WORK TO BE COMPLETED
Read the records and write them out again exactly.
# START OF DATA FOR THE TASK
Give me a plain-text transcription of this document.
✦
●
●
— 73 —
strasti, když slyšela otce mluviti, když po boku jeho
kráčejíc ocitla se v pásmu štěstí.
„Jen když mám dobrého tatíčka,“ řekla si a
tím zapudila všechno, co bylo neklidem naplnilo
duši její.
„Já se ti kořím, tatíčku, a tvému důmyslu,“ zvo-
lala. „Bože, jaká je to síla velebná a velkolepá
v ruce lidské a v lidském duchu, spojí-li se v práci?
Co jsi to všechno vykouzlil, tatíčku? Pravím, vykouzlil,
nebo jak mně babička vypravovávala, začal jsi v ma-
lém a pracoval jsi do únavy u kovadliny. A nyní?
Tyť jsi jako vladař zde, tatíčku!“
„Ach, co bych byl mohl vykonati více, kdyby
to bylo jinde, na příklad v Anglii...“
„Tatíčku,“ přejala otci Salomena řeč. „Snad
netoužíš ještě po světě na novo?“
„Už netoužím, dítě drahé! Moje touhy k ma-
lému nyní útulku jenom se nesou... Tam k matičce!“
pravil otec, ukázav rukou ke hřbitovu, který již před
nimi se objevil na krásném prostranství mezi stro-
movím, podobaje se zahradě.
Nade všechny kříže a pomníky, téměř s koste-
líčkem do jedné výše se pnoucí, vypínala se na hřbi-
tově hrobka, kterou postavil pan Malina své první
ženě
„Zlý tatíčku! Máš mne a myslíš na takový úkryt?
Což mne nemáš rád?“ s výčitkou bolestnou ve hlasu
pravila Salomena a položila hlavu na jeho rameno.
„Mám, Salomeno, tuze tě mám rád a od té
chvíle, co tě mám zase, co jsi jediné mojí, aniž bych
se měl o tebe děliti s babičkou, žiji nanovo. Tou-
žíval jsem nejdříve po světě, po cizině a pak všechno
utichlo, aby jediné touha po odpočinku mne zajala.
# END OF DATA FOR THE TASK
EXERCISE OUTPUT
Give me a plain-text transcription of this document.
✦
●
●
— 73 —
strasti, když slyšela otce mluviti, když po boku jeho
kráčejíc ocitla se v pásmu štěstí.
„Jen když mám dobrého tatíčka,“ řekla si a
tím zapudila všechno, co bylo neklidem naplnilo
duši její.
„Já se ti kořím, tatíčku, a tvému důmyslu,“ zvo-
lala. „Bože, jaká je to síla velebná a velkolepá
v ruce lidské a v lidském duchu, spojí-li se v práci?
Co jsi to všechno vykouzlil, tatíčku? Pravím, vykouzlil,
nebo jak mně babička vypravovávala, začal jsi v ma-
lém a pracoval jsi do únavy u kovadliny. A nyní?
Tyť jsi jako vladař zde, tatíčku!“
„Ach, co bych byl mohl vykonati více, kdyby
to bylo jinde, na příklad v Anglii...“
„Tatíčku,“ přejala otci Salomena řeč. „Snad
netoužíš ještě po světě na novo?“
„Už netoužím, dítě drahé! Moje touhy k ma-
lému nyní útulku jenom se nesou... Tam k matičce!“
pravil otec, ukázav rukou ke hřbitovu, který již před
nimi se objevil na krásném prostranství mezi stro-
movím, podobaje se zahradě.
Nade všechny kříže a pomníky, téměř s koste-
líčkem do jedné výše se pnoucí, vypínala se na hřbi-
tově hrobka, kterou postavil pan Malina své první
ženě
„Zlý tatíčku! Máš mne a myslíš na takový úkryt?
Což mne nemáš rád?“ s výčitkou bolestnou ve hlasu
pravila Salomena a položila hlavu na jeho rameno.
„Mám, Salomeno, tuze tě mám rád a od té
chvíle, co tě mám zase, co jsi jediné mojí, aniž bych
se měl o tebe děliti s babičkou, žiji nanovo. Tou-
žíval jsem nejdříve po světě, po cizině a pak všechno
utichlo, aby jediné touha po odpočinku mne zajala.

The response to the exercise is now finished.